Lines of data:

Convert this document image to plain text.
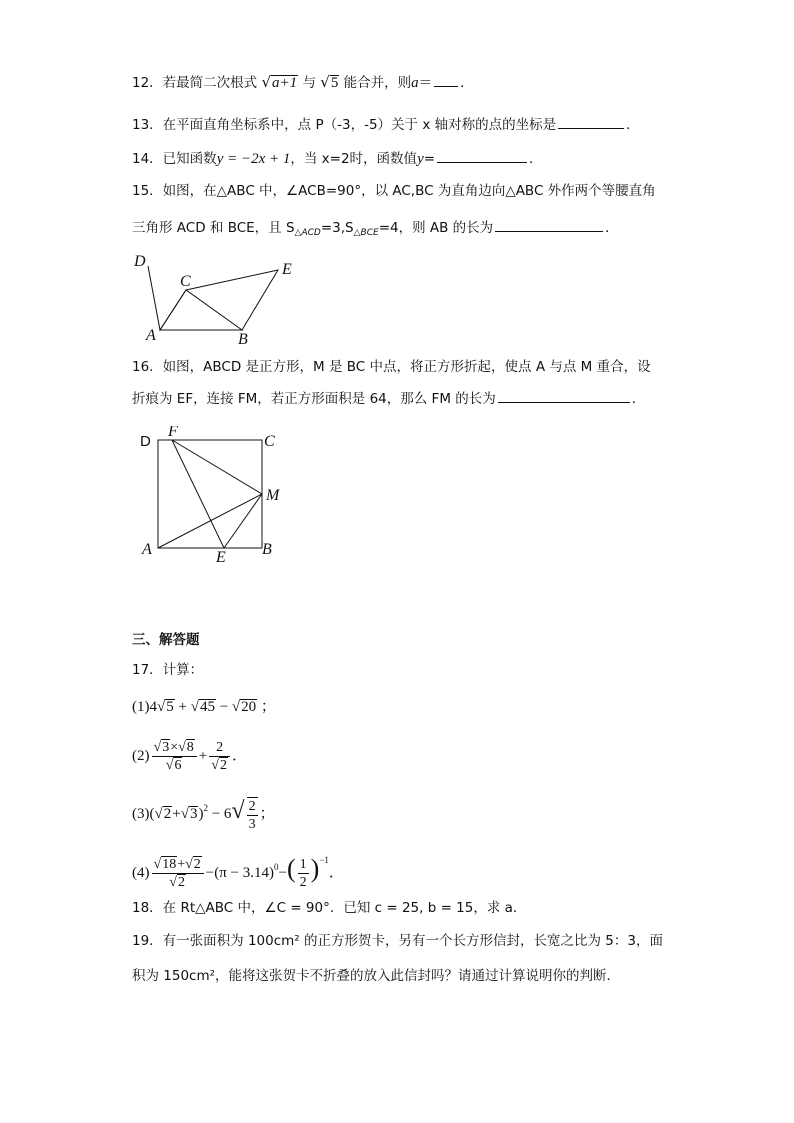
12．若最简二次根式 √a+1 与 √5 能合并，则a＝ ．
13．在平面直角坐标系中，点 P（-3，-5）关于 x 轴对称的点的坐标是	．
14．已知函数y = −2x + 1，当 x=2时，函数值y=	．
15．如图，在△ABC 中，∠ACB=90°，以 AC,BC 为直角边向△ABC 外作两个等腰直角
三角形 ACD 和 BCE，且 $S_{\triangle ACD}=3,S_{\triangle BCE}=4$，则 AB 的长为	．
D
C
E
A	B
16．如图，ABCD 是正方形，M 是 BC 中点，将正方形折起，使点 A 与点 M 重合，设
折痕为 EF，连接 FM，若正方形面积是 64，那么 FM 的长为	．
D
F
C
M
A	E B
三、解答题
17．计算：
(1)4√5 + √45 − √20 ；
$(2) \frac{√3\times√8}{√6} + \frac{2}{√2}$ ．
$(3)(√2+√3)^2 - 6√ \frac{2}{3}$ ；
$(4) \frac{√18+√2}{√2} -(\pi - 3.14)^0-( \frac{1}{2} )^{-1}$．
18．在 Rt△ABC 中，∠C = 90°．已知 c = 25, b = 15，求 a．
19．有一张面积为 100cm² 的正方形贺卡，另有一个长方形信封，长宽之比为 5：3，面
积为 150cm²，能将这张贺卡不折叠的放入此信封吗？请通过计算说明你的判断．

▸ **YOUR TASK**
Reproduce all of the data exactly; the pictures do not belong in the copy.

▸ **EXERCISE ANSWER**
Convert this document image to plain text.
12．若最简二次根式 √a+1 与 √5 能合并，则a＝ ．
13．在平面直角坐标系中，点 P（-3，-5）关于 x 轴对称的点的坐标是	．
14．已知函数y = −2x + 1，当 x=2时，函数值y=	．
15．如图，在△ABC 中，∠ACB=90°，以 AC,BC 为直角边向△ABC 外作两个等腰直角
三角形 ACD 和 BCE，且 $S_{\triangle ACD}=3,S_{\triangle BCE}=4$，则 AB 的长为	．
D
C
E
A	B
16．如图，ABCD 是正方形，M 是 BC 中点，将正方形折起，使点 A 与点 M 重合，设
折痕为 EF，连接 FM，若正方形面积是 64，那么 FM 的长为	．
D
F
C
M
A	E B
三、解答题
17．计算：
(1)4√5 + √45 − √20 ；
$(2) \frac{√3\times√8}{√6} + \frac{2}{√2}$ ．
$(3)(√2+√3)^2 - 6√ \frac{2}{3}$ ；
$(4) \frac{√18+√2}{√2} -(\pi - 3.14)^0-( \frac{1}{2} )^{-1}$．
18．在 Rt△ABC 中，∠C = 90°．已知 c = 25, b = 15，求 a．
19．有一张面积为 100cm² 的正方形贺卡，另有一个长方形信封，长宽之比为 5：3，面
积为 150cm²，能将这张贺卡不折叠的放入此信封吗？请通过计算说明你的判断．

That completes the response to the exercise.